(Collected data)
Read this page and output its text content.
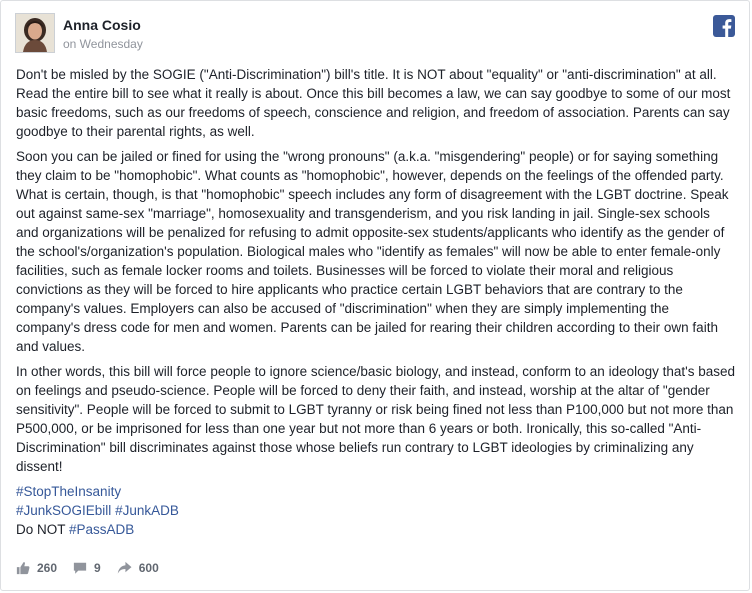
Anna Cosio
on Wednesday

Don't be misled by the SOGIE ("Anti-Discrimination") bill's title. It is NOT about "equality" or "anti-discrimination" at all. Read the entire bill to see what it really is about. Once this bill becomes a law, we can say goodbye to some of our most basic freedoms, such as our freedoms of speech, conscience and religion, and freedom of association. Parents can say goodbye to their parental rights, as well.

Soon you can be jailed or fined for using the "wrong pronouns" (a.k.a. "misgendering" people) or for saying something they claim to be "homophobic". What counts as "homophobic", however, depends on the feelings of the offended party. What is certain, though, is that "homophobic" speech includes any form of disagreement with the LGBT doctrine. Speak out against same-sex "marriage", homosexuality and transgenderism, and you risk landing in jail. Single-sex schools and organizations will be penalized for refusing to admit opposite-sex students/applicants who identify as the gender of the school's/organization's population. Biological males who "identify as females" will now be able to enter female-only facilities, such as female locker rooms and toilets. Businesses will be forced to violate their moral and religious convictions as they will be forced to hire applicants who practice certain LGBT behaviors that are contrary to the company's values. Employers can also be accused of "discrimination" when they are simply implementing the company's dress code for men and women. Parents can be jailed for rearing their children according to their own faith and values.

In other words, this bill will force people to ignore science/basic biology, and instead, conform to an ideology that's based on feelings and pseudo-science. People will be forced to deny their faith, and instead, worship at the altar of "gender sensitivity". People will be forced to submit to LGBT tyranny or risk being fined not less than P100,000 but not more than P500,000, or be imprisoned for less than one year but not more than 6 years or both. Ironically, this so-called "Anti-Discrimination" bill discriminates against those whose beliefs run contrary to LGBT ideologies by criminalizing any dissent!

#StopTheInsanity
#JunkSOGIEbill #JunkADB
Do NOT #PassADB
260	9	600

### Challenge
Reproduce each line of the material containing the word "basic".

### Reply
Don't be misled by the SOGIE ("Anti-Discrimination") bill's title. It is NOT about "equality" or "anti-discrimination" at all. Read the entire bill to see what it really is about. Once this bill becomes a law, we can say goodbye to some of our most basic freedoms, such as our freedoms of speech, conscience and religion, and freedom of association. Parents can say goodbye to their parental rights, as well.
In other words, this bill will force people to ignore science/basic biology, and instead, conform to an ideology that's based on feelings and pseudo-science. People will be forced to deny their faith, and instead, worship at the altar of "gender sensitivity". People will be forced to submit to LGBT tyranny or risk being fined not less than P100,000 but not more than P500,000, or be imprisoned for less than one year but not more than 6 years or both. Ironically, this so-called "Anti-Discrimination" bill discriminates against those whose beliefs run contrary to LGBT ideologies by criminalizing any dissent!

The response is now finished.